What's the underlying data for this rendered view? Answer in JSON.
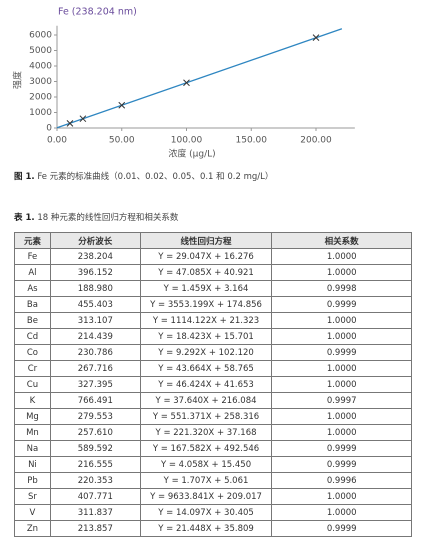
{
  "chart_data": {
    "type": "scatter",
    "title": "Fe (238.204 nm)",
    "title_color": "#6a4c9c",
    "x_label": "浓度 (μg/L)",
    "y_label": "强度",
    "xlim": [
      0,
      230
    ],
    "ylim": [
      0,
      6600
    ],
    "xticks": [
      {
        "value": 0,
        "label": "0.00"
      },
      {
        "value": 50,
        "label": "50.00"
      },
      {
        "value": 100,
        "label": "100.00"
      },
      {
        "value": 150,
        "label": "150.00"
      },
      {
        "value": 200,
        "label": "200.00"
      }
    ],
    "yticks": [
      0,
      1000,
      2000,
      3000,
      4000,
      5000,
      6000
    ],
    "series": [
      {
        "style": "line",
        "color": "#2e86c1",
        "x": [
          0,
          220
        ],
        "values": [
          16,
          6406
        ]
      },
      {
        "style": "cross",
        "color": "#333333",
        "x": [
          10,
          20,
          50,
          100,
          200
        ],
        "values": [
          300,
          600,
          1470,
          2920,
          5830
        ]
      }
    ]
  },
  "figure_caption": {
    "label": "图 1.",
    "text": "Fe 元素的标准曲线（0.01、0.02、0.05、0.1 和 0.2 mg/L）"
  },
  "table_caption": {
    "label": "表 1.",
    "text": "18 种元素的线性回归方程和相关系数"
  },
  "table": {
    "header": [
      "元素",
      "分析波长",
      "线性回归方程",
      "相关系数"
    ],
    "rows": [
      [
        "Fe",
        "238.204",
        "Y = 29.047X + 16.276",
        "1.0000"
      ],
      [
        "Al",
        "396.152",
        "Y = 47.085X + 40.921",
        "1.0000"
      ],
      [
        "As",
        "188.980",
        "Y = 1.459X + 3.164",
        "0.9998"
      ],
      [
        "Ba",
        "455.403",
        "Y = 3553.199X + 174.856",
        "0.9999"
      ],
      [
        "Be",
        "313.107",
        "Y = 1114.122X + 21.323",
        "1.0000"
      ],
      [
        "Cd",
        "214.439",
        "Y = 18.423X + 15.701",
        "1.0000"
      ],
      [
        "Co",
        "230.786",
        "Y = 9.292X + 102.120",
        "0.9999"
      ],
      [
        "Cr",
        "267.716",
        "Y = 43.664X + 58.765",
        "1.0000"
      ],
      [
        "Cu",
        "327.395",
        "Y = 46.424X + 41.653",
        "1.0000"
      ],
      [
        "K",
        "766.491",
        "Y = 37.640X + 216.084",
        "0.9997"
      ],
      [
        "Mg",
        "279.553",
        "Y = 551.371X + 258.316",
        "1.0000"
      ],
      [
        "Mn",
        "257.610",
        "Y = 221.320X + 37.168",
        "1.0000"
      ],
      [
        "Na",
        "589.592",
        "Y = 167.582X + 492.546",
        "0.9999"
      ],
      [
        "Ni",
        "216.555",
        "Y = 4.058X + 15.450",
        "0.9999"
      ],
      [
        "Pb",
        "220.353",
        "Y = 1.707X + 5.061",
        "0.9996"
      ],
      [
        "Sr",
        "407.771",
        "Y = 9633.841X + 209.017",
        "1.0000"
      ],
      [
        "V",
        "311.837",
        "Y = 14.097X + 30.405",
        "1.0000"
      ],
      [
        "Zn",
        "213.857",
        "Y = 21.448X + 35.809",
        "0.9999"
      ]
    ]
  }
}
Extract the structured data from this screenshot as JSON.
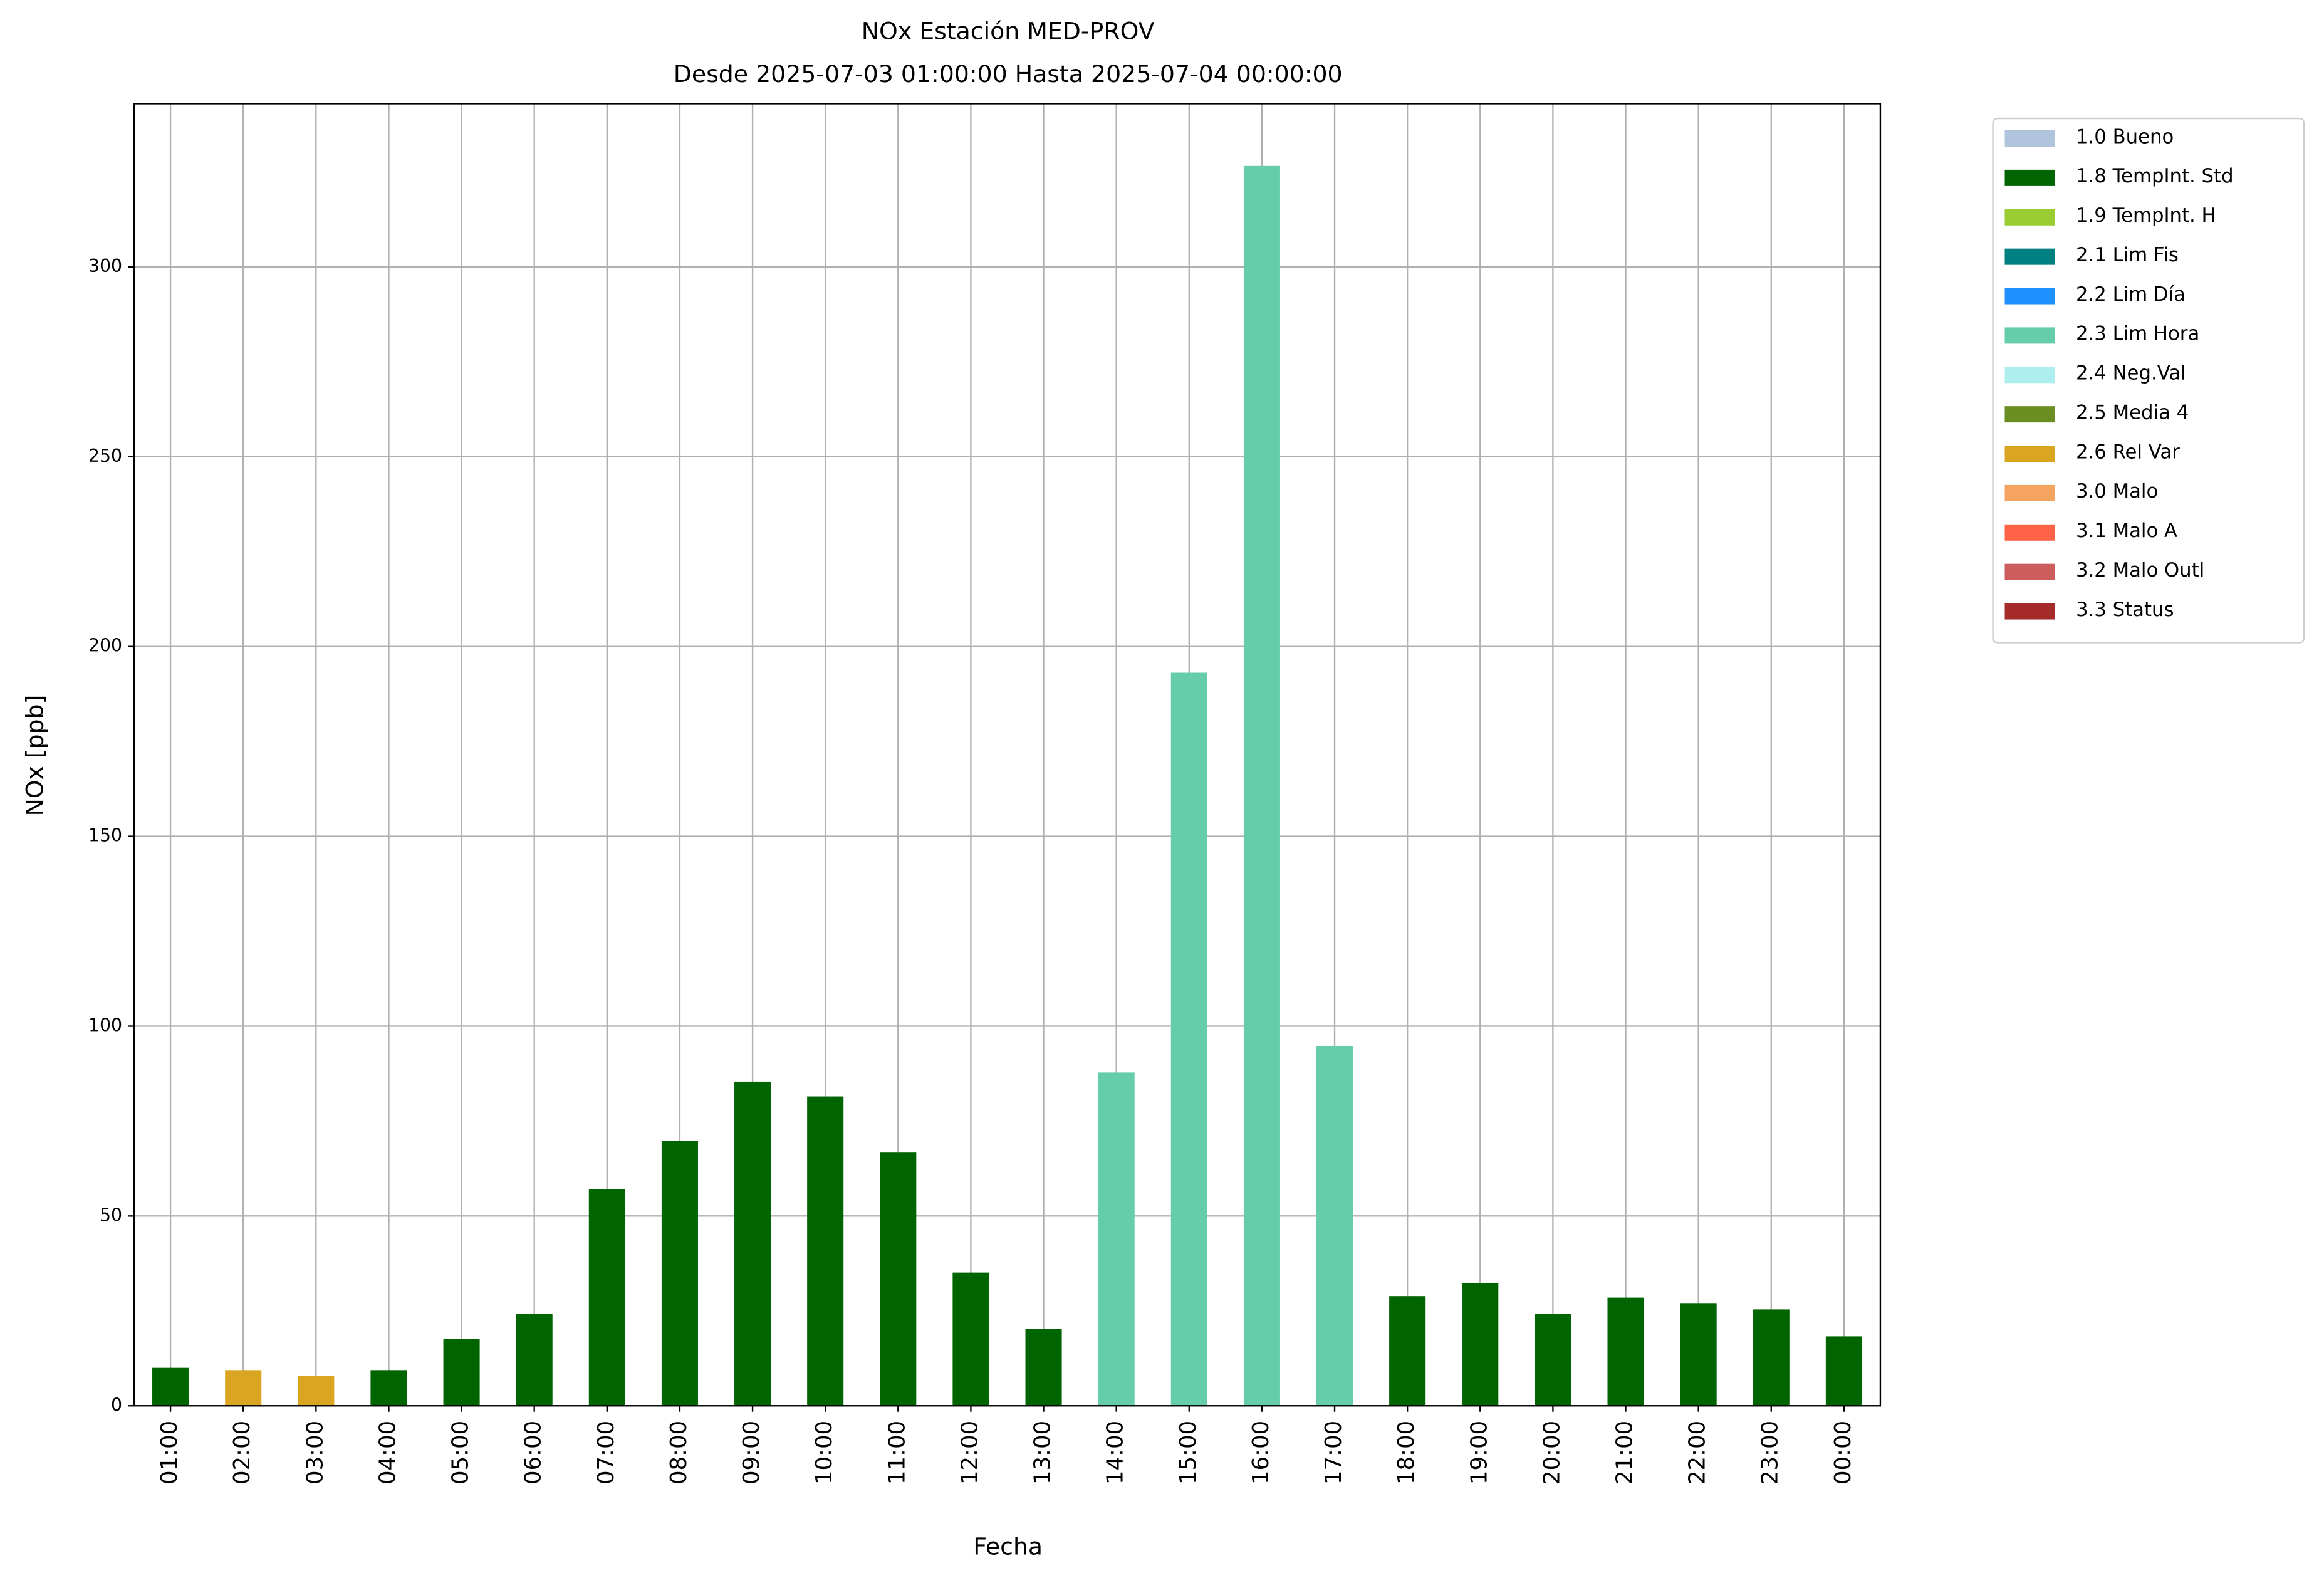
{
  "chart_data": {
    "type": "bar",
    "stacked": true,
    "title": "NOx Estación MED-PROV",
    "subtitle": "Desde 2025-07-03 01:00:00 Hasta 2025-07-04 00:00:00",
    "x_label": "Fecha",
    "y_label": "NOx [ppb]",
    "categories": [
      "01:00",
      "02:00",
      "03:00",
      "04:00",
      "05:00",
      "06:00",
      "07:00",
      "08:00",
      "09:00",
      "10:00",
      "11:00",
      "12:00",
      "13:00",
      "14:00",
      "15:00",
      "16:00",
      "17:00",
      "18:00",
      "19:00",
      "20:00",
      "21:00",
      "22:00",
      "23:00",
      "00:00"
    ],
    "series": [
      {
        "name": "1.0 Bueno",
        "color": "#b0c4de",
        "values": [
          null,
          null,
          null,
          null,
          null,
          null,
          null,
          null,
          null,
          null,
          null,
          null,
          null,
          null,
          null,
          null,
          null,
          null,
          null,
          null,
          null,
          null,
          null,
          null
        ]
      },
      {
        "name": "1.8 TempInt. Std",
        "color": "#006400",
        "values": [
          10,
          null,
          null,
          9.4,
          17.6,
          24.2,
          57,
          69.8,
          85.4,
          81.5,
          66.7,
          35.1,
          20.3,
          null,
          null,
          null,
          null,
          28.9,
          32.4,
          24.2,
          28.5,
          26.9,
          25.4,
          18.3
        ]
      },
      {
        "name": "1.9 TempInt. H",
        "color": "#9acd32",
        "values": [
          null,
          null,
          null,
          null,
          null,
          null,
          null,
          null,
          null,
          null,
          null,
          null,
          null,
          null,
          null,
          null,
          null,
          null,
          null,
          null,
          null,
          null,
          null,
          null
        ]
      },
      {
        "name": "2.1 Lim Fis",
        "color": "#008080",
        "values": [
          null,
          null,
          null,
          null,
          null,
          null,
          null,
          null,
          null,
          null,
          null,
          null,
          null,
          null,
          null,
          null,
          null,
          null,
          null,
          null,
          null,
          null,
          null,
          null
        ]
      },
      {
        "name": "2.2 Lim Día",
        "color": "#1e90ff",
        "values": [
          null,
          null,
          null,
          null,
          null,
          null,
          null,
          null,
          null,
          null,
          null,
          null,
          null,
          null,
          null,
          null,
          null,
          null,
          null,
          null,
          null,
          null,
          null,
          null
        ]
      },
      {
        "name": "2.3 Lim Hora",
        "color": "#66cdaa",
        "values": [
          null,
          null,
          null,
          null,
          null,
          null,
          null,
          null,
          null,
          null,
          null,
          null,
          null,
          87.8,
          193.1,
          326.6,
          94.8,
          null,
          null,
          null,
          null,
          null,
          null,
          null
        ]
      },
      {
        "name": "2.4 Neg.Val",
        "color": "#afeeee",
        "values": [
          null,
          null,
          null,
          null,
          null,
          null,
          null,
          null,
          null,
          null,
          null,
          null,
          null,
          null,
          null,
          null,
          null,
          null,
          null,
          null,
          null,
          null,
          null,
          null
        ]
      },
      {
        "name": "2.5 Media 4",
        "color": "#6b8e23",
        "values": [
          null,
          null,
          null,
          null,
          null,
          null,
          null,
          null,
          null,
          null,
          null,
          null,
          null,
          null,
          null,
          null,
          null,
          null,
          null,
          null,
          null,
          null,
          null,
          null
        ]
      },
      {
        "name": "2.6 Rel Var",
        "color": "#daa520",
        "values": [
          null,
          9.4,
          7.8,
          null,
          null,
          null,
          null,
          null,
          null,
          null,
          null,
          null,
          null,
          null,
          null,
          null,
          null,
          null,
          null,
          null,
          null,
          null,
          null,
          null
        ]
      },
      {
        "name": "3.0 Malo",
        "color": "#f4a460",
        "values": [
          null,
          null,
          null,
          null,
          null,
          null,
          null,
          null,
          null,
          null,
          null,
          null,
          null,
          null,
          null,
          null,
          null,
          null,
          null,
          null,
          null,
          null,
          null,
          null
        ]
      },
      {
        "name": "3.1 Malo A",
        "color": "#ff6347",
        "values": [
          null,
          null,
          null,
          null,
          null,
          null,
          null,
          null,
          null,
          null,
          null,
          null,
          null,
          null,
          null,
          null,
          null,
          null,
          null,
          null,
          null,
          null,
          null,
          null
        ]
      },
      {
        "name": "3.2 Malo Outl",
        "color": "#cd5c5c",
        "values": [
          null,
          null,
          null,
          null,
          null,
          null,
          null,
          null,
          null,
          null,
          null,
          null,
          null,
          null,
          null,
          null,
          null,
          null,
          null,
          null,
          null,
          null,
          null,
          null
        ]
      },
      {
        "name": "3.3 Status",
        "color": "#a52a2a",
        "values": [
          null,
          null,
          null,
          null,
          null,
          null,
          null,
          null,
          null,
          null,
          null,
          null,
          null,
          null,
          null,
          null,
          null,
          null,
          null,
          null,
          null,
          null,
          null,
          null
        ]
      }
    ],
    "ylim": [
      0,
      343
    ],
    "yticks": [
      0,
      50,
      100,
      150,
      200,
      250,
      300
    ],
    "grid": true,
    "legend": "outside-upper-right"
  }
}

■ **What you need to do**
In the records above, locate each line with the word "JSON". Copy all such lines.

■ **Complete answer**
What's the underlying data for this rendered view? Answer in JSON.
Extract the structured data from this screenshot as JSON.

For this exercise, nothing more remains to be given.